Task statement: In the entries below, identify every line with the string "Advertising" and copy it.

Record extracts:
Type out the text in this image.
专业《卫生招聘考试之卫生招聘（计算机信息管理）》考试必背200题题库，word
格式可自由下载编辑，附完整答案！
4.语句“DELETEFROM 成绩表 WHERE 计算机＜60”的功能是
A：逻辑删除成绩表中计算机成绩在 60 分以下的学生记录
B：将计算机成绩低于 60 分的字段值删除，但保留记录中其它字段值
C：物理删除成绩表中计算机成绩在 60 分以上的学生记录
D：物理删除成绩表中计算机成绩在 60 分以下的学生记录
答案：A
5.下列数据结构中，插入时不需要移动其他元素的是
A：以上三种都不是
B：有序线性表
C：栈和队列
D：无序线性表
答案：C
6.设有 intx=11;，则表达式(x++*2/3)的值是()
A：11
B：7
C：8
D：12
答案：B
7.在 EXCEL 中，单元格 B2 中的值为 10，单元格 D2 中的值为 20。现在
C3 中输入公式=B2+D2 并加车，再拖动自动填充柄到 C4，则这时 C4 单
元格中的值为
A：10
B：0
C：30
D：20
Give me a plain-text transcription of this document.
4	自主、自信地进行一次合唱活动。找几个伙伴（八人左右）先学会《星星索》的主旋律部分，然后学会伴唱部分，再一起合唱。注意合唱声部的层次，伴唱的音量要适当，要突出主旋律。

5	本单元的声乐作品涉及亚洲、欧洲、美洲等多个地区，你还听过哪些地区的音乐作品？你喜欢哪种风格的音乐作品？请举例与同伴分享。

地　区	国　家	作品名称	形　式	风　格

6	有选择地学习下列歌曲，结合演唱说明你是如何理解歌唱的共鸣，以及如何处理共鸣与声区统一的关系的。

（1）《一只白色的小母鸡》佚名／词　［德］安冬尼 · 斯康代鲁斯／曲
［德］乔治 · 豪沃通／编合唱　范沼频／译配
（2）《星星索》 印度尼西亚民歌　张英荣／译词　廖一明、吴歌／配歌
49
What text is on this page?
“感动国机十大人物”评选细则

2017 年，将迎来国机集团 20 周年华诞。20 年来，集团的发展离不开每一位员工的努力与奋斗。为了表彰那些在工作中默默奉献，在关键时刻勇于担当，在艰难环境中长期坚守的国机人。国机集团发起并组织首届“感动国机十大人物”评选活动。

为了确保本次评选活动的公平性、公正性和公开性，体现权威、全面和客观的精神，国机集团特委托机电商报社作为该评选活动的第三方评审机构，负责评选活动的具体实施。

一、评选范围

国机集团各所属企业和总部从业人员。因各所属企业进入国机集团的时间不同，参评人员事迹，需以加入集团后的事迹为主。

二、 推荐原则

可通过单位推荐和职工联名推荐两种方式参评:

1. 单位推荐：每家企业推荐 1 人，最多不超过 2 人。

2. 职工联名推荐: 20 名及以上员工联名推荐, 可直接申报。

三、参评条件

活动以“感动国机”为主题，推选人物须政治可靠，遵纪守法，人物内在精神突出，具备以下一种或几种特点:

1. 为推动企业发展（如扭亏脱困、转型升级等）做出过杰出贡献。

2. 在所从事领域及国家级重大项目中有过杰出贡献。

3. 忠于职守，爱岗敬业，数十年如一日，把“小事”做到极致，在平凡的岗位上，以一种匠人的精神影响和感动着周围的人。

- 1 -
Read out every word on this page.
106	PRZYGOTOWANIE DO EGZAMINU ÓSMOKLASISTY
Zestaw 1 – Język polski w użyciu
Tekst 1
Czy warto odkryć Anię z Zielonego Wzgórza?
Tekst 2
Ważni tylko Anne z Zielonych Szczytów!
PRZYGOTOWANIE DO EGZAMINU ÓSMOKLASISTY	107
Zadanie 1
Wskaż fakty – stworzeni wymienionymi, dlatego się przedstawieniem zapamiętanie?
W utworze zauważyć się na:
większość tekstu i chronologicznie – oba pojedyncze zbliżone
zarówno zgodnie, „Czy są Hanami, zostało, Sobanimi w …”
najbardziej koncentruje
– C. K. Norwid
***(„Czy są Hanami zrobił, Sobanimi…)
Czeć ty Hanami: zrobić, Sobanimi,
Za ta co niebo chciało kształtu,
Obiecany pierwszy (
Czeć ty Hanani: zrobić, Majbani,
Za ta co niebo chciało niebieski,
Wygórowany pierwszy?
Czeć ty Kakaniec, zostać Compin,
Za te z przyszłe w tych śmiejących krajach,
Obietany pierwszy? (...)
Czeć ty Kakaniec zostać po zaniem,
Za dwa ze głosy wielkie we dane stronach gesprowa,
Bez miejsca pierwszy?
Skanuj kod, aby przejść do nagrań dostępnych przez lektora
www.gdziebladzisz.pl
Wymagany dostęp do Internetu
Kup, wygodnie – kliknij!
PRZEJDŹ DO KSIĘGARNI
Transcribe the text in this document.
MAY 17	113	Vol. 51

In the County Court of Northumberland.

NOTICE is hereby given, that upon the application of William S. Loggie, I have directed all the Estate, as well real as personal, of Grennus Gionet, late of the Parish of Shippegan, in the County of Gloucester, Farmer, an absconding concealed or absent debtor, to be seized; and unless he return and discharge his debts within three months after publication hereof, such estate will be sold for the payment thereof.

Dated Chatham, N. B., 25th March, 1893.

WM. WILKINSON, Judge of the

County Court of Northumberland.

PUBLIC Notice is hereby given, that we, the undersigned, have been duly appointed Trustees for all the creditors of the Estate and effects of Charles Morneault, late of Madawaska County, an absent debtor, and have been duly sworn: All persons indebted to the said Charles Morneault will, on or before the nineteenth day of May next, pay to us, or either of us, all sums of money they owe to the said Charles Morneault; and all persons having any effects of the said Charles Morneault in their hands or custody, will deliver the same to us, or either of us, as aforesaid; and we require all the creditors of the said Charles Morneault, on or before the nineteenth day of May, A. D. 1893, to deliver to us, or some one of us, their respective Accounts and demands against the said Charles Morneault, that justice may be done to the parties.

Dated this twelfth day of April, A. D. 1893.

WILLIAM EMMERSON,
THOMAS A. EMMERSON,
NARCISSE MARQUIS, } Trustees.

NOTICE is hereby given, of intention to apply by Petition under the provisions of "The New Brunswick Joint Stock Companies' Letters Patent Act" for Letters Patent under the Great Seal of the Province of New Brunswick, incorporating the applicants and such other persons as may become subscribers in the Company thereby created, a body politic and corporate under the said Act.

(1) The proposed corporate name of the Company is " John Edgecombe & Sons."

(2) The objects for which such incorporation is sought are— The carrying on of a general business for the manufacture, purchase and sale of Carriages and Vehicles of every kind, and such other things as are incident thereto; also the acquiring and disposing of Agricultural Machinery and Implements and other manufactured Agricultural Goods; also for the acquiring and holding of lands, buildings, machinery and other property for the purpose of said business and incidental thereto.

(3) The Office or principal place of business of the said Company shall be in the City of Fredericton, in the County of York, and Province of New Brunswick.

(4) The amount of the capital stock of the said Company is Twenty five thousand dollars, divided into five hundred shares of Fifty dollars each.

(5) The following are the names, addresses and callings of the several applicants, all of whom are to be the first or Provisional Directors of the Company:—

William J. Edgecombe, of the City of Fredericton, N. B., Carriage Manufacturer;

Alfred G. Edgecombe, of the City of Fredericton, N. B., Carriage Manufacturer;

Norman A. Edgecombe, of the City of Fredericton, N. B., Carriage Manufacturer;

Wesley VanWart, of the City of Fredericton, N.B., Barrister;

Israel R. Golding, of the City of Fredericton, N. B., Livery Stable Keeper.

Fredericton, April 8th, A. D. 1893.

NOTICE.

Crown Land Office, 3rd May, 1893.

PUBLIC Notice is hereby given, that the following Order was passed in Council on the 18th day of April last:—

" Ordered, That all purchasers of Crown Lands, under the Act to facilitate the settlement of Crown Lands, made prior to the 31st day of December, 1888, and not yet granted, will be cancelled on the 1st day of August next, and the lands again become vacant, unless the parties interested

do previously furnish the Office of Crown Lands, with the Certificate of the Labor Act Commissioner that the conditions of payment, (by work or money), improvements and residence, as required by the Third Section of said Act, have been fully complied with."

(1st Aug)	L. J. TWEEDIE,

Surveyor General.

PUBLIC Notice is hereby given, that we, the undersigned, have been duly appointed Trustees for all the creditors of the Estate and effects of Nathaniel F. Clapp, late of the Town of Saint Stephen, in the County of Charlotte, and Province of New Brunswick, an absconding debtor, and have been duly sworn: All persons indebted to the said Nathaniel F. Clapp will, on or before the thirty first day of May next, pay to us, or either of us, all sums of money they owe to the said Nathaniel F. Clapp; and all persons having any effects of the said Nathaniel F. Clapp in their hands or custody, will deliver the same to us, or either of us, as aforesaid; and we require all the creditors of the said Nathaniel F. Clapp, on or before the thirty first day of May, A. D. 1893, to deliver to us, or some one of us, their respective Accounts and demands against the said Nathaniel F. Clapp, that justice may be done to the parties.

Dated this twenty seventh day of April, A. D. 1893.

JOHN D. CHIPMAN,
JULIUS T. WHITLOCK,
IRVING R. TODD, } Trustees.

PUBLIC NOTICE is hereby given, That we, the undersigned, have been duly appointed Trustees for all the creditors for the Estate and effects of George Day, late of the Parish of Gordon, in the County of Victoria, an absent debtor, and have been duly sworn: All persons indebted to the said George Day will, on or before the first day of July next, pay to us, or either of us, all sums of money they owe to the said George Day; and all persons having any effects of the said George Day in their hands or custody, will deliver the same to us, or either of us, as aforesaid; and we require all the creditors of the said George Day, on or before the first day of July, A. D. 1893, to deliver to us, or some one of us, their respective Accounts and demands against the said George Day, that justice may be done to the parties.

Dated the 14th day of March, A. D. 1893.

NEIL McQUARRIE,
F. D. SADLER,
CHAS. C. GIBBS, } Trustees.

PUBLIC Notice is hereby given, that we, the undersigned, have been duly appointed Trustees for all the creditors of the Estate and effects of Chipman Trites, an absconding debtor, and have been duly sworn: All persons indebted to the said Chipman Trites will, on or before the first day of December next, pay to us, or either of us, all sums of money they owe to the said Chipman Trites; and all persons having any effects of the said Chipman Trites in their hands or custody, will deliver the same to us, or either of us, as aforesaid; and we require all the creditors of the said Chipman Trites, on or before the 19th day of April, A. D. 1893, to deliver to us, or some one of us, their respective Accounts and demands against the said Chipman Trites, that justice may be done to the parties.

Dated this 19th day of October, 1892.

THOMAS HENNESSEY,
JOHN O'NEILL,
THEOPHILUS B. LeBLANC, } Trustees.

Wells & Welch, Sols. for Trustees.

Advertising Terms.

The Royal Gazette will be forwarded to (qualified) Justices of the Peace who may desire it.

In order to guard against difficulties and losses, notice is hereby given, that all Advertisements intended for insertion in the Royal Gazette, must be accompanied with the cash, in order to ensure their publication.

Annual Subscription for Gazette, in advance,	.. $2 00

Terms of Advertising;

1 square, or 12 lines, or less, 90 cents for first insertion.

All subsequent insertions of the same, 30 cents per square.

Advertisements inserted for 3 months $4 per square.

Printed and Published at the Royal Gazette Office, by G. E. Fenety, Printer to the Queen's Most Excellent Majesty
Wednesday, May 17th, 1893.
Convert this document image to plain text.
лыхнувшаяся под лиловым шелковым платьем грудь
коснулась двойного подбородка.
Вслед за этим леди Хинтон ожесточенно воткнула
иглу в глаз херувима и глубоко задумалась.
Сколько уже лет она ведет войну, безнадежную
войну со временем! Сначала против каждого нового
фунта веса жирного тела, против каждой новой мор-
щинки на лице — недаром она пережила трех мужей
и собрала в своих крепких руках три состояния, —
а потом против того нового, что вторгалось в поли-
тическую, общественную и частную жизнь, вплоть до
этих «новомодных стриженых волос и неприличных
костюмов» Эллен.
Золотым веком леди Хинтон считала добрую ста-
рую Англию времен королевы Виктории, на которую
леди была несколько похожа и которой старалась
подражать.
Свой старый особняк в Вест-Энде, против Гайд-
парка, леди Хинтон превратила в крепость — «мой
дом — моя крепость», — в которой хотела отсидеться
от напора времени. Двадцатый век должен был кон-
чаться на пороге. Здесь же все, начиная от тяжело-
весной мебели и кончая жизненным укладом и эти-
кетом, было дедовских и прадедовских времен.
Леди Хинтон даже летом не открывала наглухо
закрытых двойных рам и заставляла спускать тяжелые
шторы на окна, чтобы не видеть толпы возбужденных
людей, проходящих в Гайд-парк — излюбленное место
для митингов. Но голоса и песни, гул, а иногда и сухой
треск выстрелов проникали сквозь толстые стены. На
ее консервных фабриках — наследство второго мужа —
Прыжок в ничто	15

Solution:
Advertising Terms.
Terms of Advertising;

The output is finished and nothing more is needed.